• Written exercise: Can you pull out each line of the data below that includes the word "concentration"?

• Data items:
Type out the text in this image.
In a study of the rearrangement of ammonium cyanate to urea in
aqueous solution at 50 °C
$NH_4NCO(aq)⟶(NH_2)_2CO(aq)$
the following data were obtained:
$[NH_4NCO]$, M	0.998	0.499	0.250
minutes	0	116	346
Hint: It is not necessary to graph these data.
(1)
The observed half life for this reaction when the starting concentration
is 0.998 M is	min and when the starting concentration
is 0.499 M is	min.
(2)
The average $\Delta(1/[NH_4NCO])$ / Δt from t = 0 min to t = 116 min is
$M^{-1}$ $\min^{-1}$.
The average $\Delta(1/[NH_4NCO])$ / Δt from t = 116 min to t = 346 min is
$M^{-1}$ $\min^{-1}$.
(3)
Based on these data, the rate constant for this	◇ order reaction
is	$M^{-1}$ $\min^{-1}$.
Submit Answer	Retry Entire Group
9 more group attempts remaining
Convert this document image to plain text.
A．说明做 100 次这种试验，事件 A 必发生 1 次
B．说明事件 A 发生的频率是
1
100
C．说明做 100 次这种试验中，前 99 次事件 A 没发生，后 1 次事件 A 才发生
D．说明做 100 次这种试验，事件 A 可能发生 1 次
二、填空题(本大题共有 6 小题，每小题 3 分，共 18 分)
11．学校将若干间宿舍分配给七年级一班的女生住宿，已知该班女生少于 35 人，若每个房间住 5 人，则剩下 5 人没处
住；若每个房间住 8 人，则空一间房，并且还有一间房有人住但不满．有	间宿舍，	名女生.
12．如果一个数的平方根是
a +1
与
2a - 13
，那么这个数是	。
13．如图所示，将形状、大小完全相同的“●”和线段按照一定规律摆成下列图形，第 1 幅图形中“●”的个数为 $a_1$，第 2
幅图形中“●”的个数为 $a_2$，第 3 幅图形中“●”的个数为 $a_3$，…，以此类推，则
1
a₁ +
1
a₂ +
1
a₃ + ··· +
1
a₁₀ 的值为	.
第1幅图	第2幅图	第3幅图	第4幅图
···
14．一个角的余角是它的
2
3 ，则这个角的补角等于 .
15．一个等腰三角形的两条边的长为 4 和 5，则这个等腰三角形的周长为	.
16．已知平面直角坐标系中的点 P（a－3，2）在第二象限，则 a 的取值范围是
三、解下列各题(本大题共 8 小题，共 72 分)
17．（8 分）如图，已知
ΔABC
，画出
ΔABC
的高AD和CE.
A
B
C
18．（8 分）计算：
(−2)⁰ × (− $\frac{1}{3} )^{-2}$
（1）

• Response to the task:
The observed half life for this reaction when the starting concentration
is 0.998 M is	min and when the starting concentration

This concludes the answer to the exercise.